> _DOCUMENT PASSAGE_:

BEYOND SKILLS TRAINING

Six macro themes in South African journalism education

Pages 212-230 | Published online: 07 Jan 2013
 

Abstract

This article identifies and discusses six underlying socio-cultural and political themes in South African journalism education. The themes are apartheid and race, gender, development, freedom of expression, indigenization and the impact of the new media on journalism. The argument is that although South African journalism education is skills and career-oriented, the treatment of the themes and the issues related to them form the theoretical and intellectual foundation of South African journalism education. The underlying, theoretical point of departure is that journalism is a representation of reality or an aspect thereof. As such, journalism reflects society, which in the case of South Africa is a dichotomous one. South African journalism education is embedded in this society.

Notes

1. South Africa has 23 universities, a majority of which offer some programmes in journalism or journalism and media education and/or communication science. The main universities offering journalism and media education are: University of Fort Hare, University of Stellenbosch, University of Cape Town (film and media education), University of South Africa (Communication Science), Nelson Mandela Metropolitan University (Port Elizabeth), University of the Free State (Bloemfontein), Northwest University (Potchefstroom), University of the Witwatersrand (Johannesburg), University of Johannesburg, University of KwaZulu-Natal (Durban and Pietermaritzburg), University of Pretoria, University of Zululand (KwaDlangezwa). Formal tertiary education in journalism (and/or related media education, communication and cultural education) started in 1959 at the Potchefstroom University for Christian Higher Education (now renamed Northwest University). The program was informed by programs offered at that stage in the Netherlands, Belgium and Germany. Apart from universities, many former Technicons (now renamed Universities of Technology) offer journalism education. One of the most well-known is the Tshwane University of Technology (Pretoria). There are also several private institutions offering diplomas and certificates in journalism. For in depth discussions of South African journalism education and training, see, e.g., Berger Citation2008; De Beer Citation2010; De Beer and Prince Citation2005; Garman Citation2005, McCurdy and Power Citation2007, Wasserman Citation2011.

2. Early representation theory can be found in Ancient Greek philosophy. Throughout the ages it has developed into several full-fledged theories in art, visual, perception and reception studies. Apart from the media representing the public, the most common understanding of representation in media and journalism education is the semiotic one, namely that representation is a socio-cultural and political schema for the interpretation and portrayal of a signifier (object/subject).

3. The Terzis (Citation2009) study is a follow-up of the study by Stephenson and Mory (Citation1990) which was commissioned by the European Commission and the European Journalism Training Association in response to the recognition by the European Commission of the powerful role and importance of the media.

> _COMPLETE THE FOLLOWING_:
a) Answer these questions using the passage on South African journalism education:
(i) How many universities does South Africa have?
(ii) In what year did formal tertiary education in journalism start in South Africa?
(iii) What earlier study is the Terzis study a follow-up of?
b) Decide whether each statement agrees with the passage on South African journalism education. Answer yes or no for each, and quote the deciding words from the passage.
(i) Gender is one of the themes the article identifies.
(ii) The first formal journalism program was modeled on programs in the United States.
(iii) Universities are the only institutions offering journalism education in South Africa.
c) Carry the passage on South African journalism education further, starting after its last sentence.
The listing that comes next is from a separate, unrelated source.

> _PROVIDED MATERIAL_:
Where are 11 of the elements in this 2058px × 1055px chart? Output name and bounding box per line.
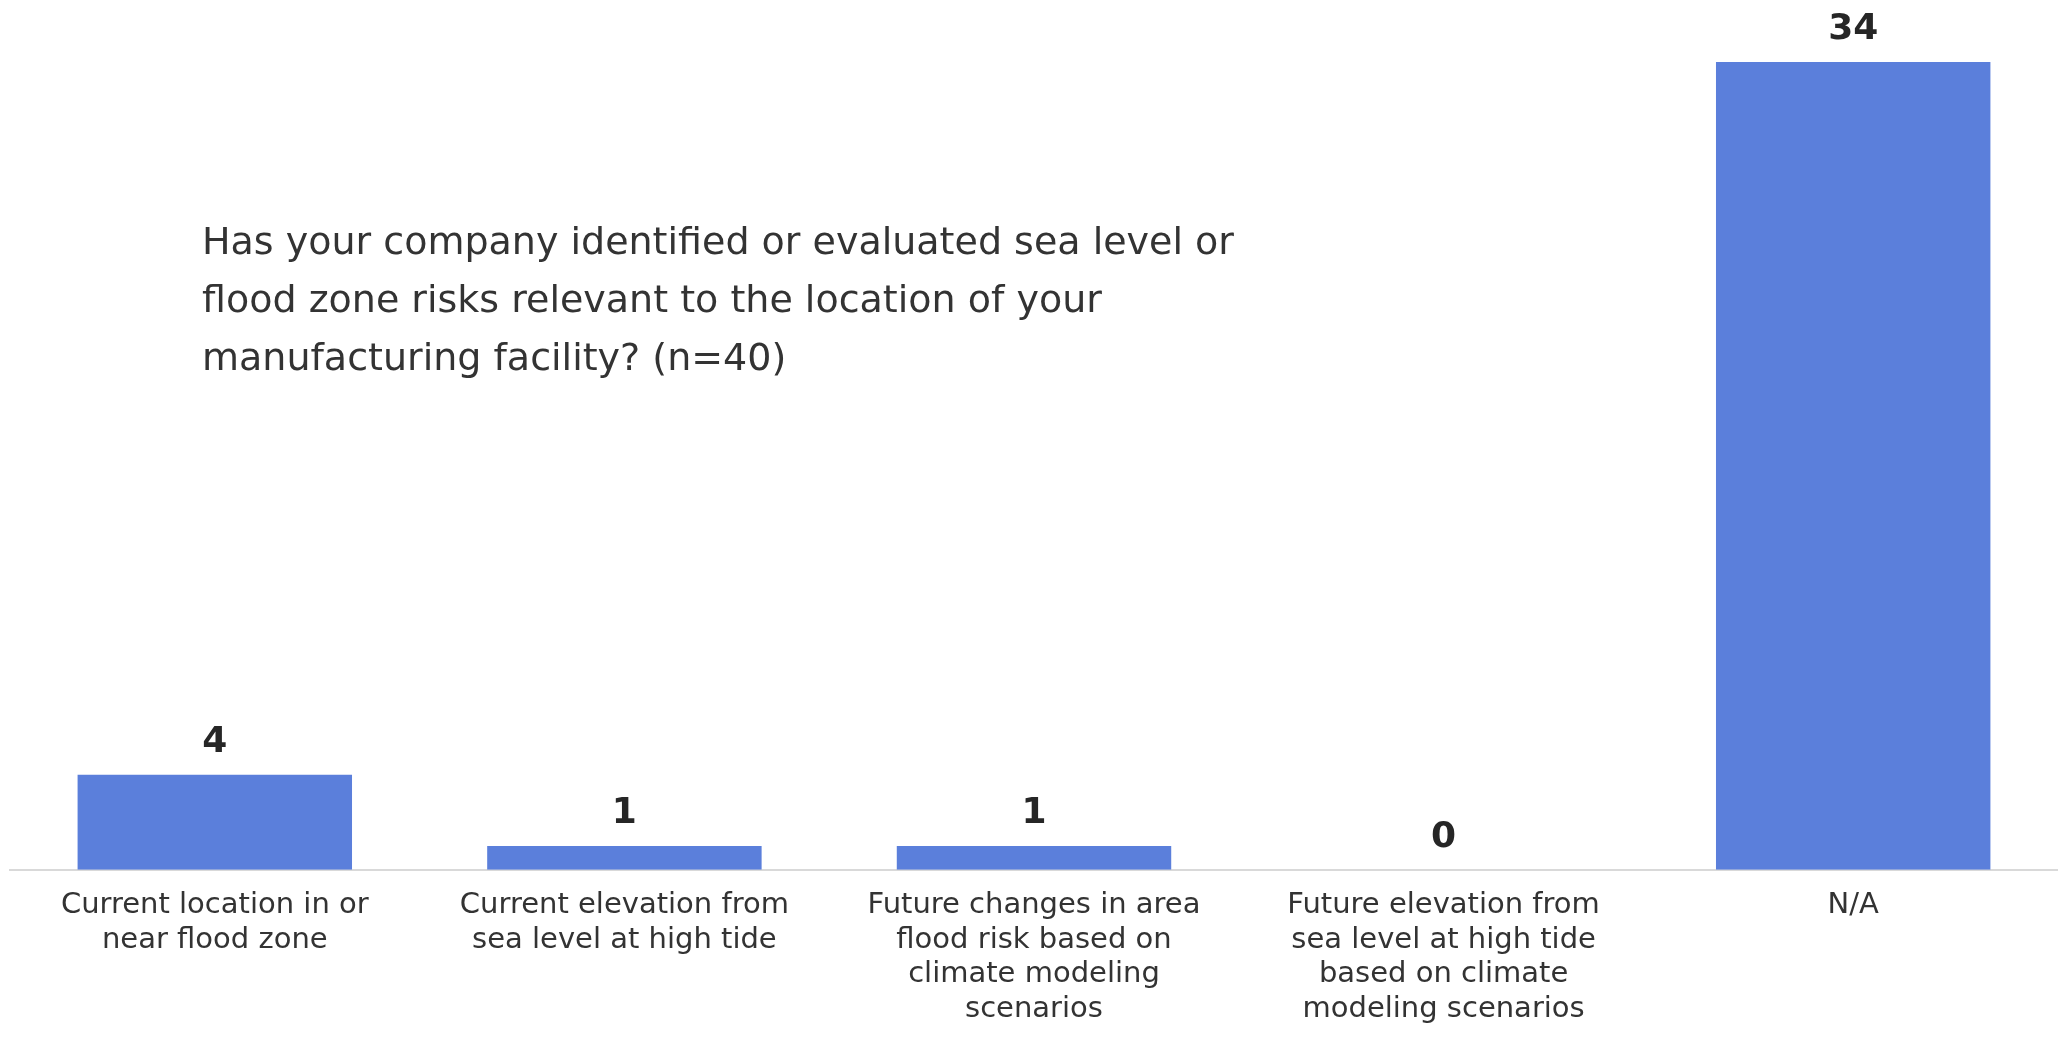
data-label: 1 bbox=[611, 790, 637, 832]
x-tick-label: Future elevation from sea level at high tide based on climate modeling scenarios bbox=[1287, 885, 1600, 1025]
data-label: 34 bbox=[1828, 6, 1879, 48]
data-label: 0 bbox=[1431, 814, 1457, 856]
text: Has your company identified or evaluated sea level or flood zone risks relevant to the location of your manufacturing facility? (n=40) bbox=[202, 218, 1235, 381]
data-label: 1 bbox=[1021, 790, 1047, 832]
x-tick-label: Current elevation from sea level at high tide bbox=[459, 885, 789, 955]
x-tick-label: N/A bbox=[1827, 885, 1880, 920]
data-label: 4 bbox=[202, 719, 228, 761]
x-tick-label: Future changes in area flood risk based on climate modeling scenarios bbox=[867, 885, 1201, 1025]
x-tick-label: Current location in or near flood zone bbox=[60, 885, 369, 955]
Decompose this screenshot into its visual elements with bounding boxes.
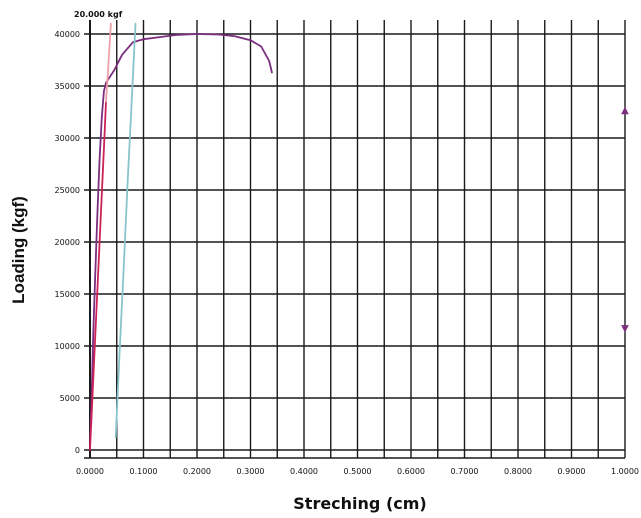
x-tick-label: 0.5000 — [344, 467, 372, 476]
x-axis-label: Streching (cm) — [293, 494, 426, 513]
marker-group: ▲▼ — [621, 105, 629, 334]
y-tick-label: 15000 — [55, 290, 80, 299]
y-axis-label: Loading (kgf) — [9, 196, 28, 304]
annotation-label: 20.000 kgf — [74, 10, 123, 19]
series-line-0 — [89, 33, 273, 446]
axis-ticks: 0 5000 10000 15000 20000 25000 30000 35000 40000… — [55, 30, 639, 476]
x-tick-label: 1.0000 — [611, 467, 639, 476]
y-tick-label: 5000 — [60, 394, 80, 403]
annotation-group: 20.000 kgf — [74, 10, 123, 19]
x-tick-label: 0.9000 — [558, 467, 586, 476]
y-tick-label: 10000 — [55, 342, 80, 351]
x-tick-label: 0.3000 — [237, 467, 265, 476]
x-tick-label: 0.6000 — [397, 467, 425, 476]
x-tick-label: 0.4000 — [290, 467, 318, 476]
series-line-1 — [89, 100, 107, 451]
x-tick-label: 0.0000 — [76, 467, 104, 476]
x-tick-label: 0.1000 — [130, 467, 158, 476]
range-marker-0: ▲ — [621, 105, 629, 116]
x-tick-label: 0.2000 — [183, 467, 211, 476]
y-tick-label: 30000 — [55, 134, 80, 143]
series-line-3 — [114, 22, 137, 439]
y-tick-label: 35000 — [55, 82, 80, 91]
x-tick-label: 0.8000 — [504, 467, 532, 476]
y-tick-label: 40000 — [55, 30, 80, 39]
grid — [84, 20, 626, 459]
x-tick-label: 0.7000 — [451, 467, 479, 476]
y-tick-label: 0 — [75, 446, 80, 455]
range-marker-1: ▼ — [621, 323, 629, 334]
y-tick-label: 25000 — [55, 186, 80, 195]
series-line-2 — [105, 22, 112, 103]
series-group — [89, 22, 273, 451]
y-tick-label: 20000 — [55, 238, 80, 247]
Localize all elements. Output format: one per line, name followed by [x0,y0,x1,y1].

> _RESPONSES FOR EACH TASK_:
a)
(i) 23
(ii) 1959
(iii) The study by Stephenson and Mory

b)
(i) Yes: "The themes are apartheid and race, gender, development, freedom of expression, indigenization and the impact of the new media on journalism."
(ii) No: "The program was informed by programs offered at that stage in the Netherlands, Belgium and Germany."
(iii) No: "There are also several private institutions offering diplomas and certificates in journalism."

c)
4. South Africa has a population of 49.3 million and 11 official languages. The country has three public service television channels, one free-to-air television channel, one pay television (subscription) channel, and two satellite television pay services with over 160 channels. The country has six public service radio stations, 18 commercial national and regional radio stations, 10 public service African-language stations and over 60 community radio stations. As far as print is concerned, the country has 21 daily national, regional and city-based newspapers, 24 weekly newspapers and 25 community papers. There are over 400 consumer magazine titles and over 650 trade, technical and professional journals and annuals. There are 31 major cinema houses, each accommodating a number of screens. In terms of online media there are literally thousands of sites with 17 major media sites, not counting the online sites of newspapers, broadcasters, etc. (South Africa and SADC Media Facts Citation2011; OMD South Africa, http://www.omd.co.za, accessed June 6, 2012).

5. Chapter 2 of the South African Constitution is a Bill of Rights and deals with various human rights, including gender and sexual orientation. Clause 16 guarantees the freedom of the press and other media.

6. The Press Freedom Commission proposed significant reforms to South Africa's system of print media regulation aimed at strengthening its independence, enhancing its accessibility and deepening its credibility. Changes include: an increased role for representatives of the public in the processes and structures of the Press Council and a commensurately decreased role for press representatives. Effectively the system of “self-regulation” is replaced with independent co-regulation between the press and the public. Other recommendations include: the scrapping of the requirement that complainants waive their right of access to the courts; the broadening of the criteria for third-party complaints by people not directly affected; the imposition of “space fines”—which would compel newspapers to set aside determined amounts of space for apologies and reprimands; the imposition of monetary fines for consistent and serious non-compliance with the rulings of the ombudsman; the strengthening of “right of reply” requirements; increased protection for children; the physical separation of the office of the ombudsman from those of Print Media South Africa (PMSA) and Sanef (www.sanef.org.za, accessed May 30, 2012).

7. More than 30 non-governmental organizations, including academic associations, the Human Rights Commission, Corruption Watch, the Law Society of South Africa, the Nelson Mandela Foundation, the Public Protector, Higher Education South Africa (HESA) and numerous media, non-governmental organizations such as the Right-to-Know (R2K) Campaign, the South African National Press Club and Sanef continuously protested against the Bill and presented new submissions to public hearings against the Bill. The government itself launched a pro-Bill advertising campaign which in its turn was severely criticized in the media and by opposition parties as being misleading, if not against the Constitution. The main objections are that the Bill offends the Constitutional values of openness, transparency and accountability and opposes freedom of expression; that it will prohibit the exposure of government incompetence, criminality, wrongdoing, abuse of authority and corruption, and that the absence of a public interest clause and the defense of public interest make the Bill unconstitutional. The main recommendations are that the Bill should only apply to intelligence matters.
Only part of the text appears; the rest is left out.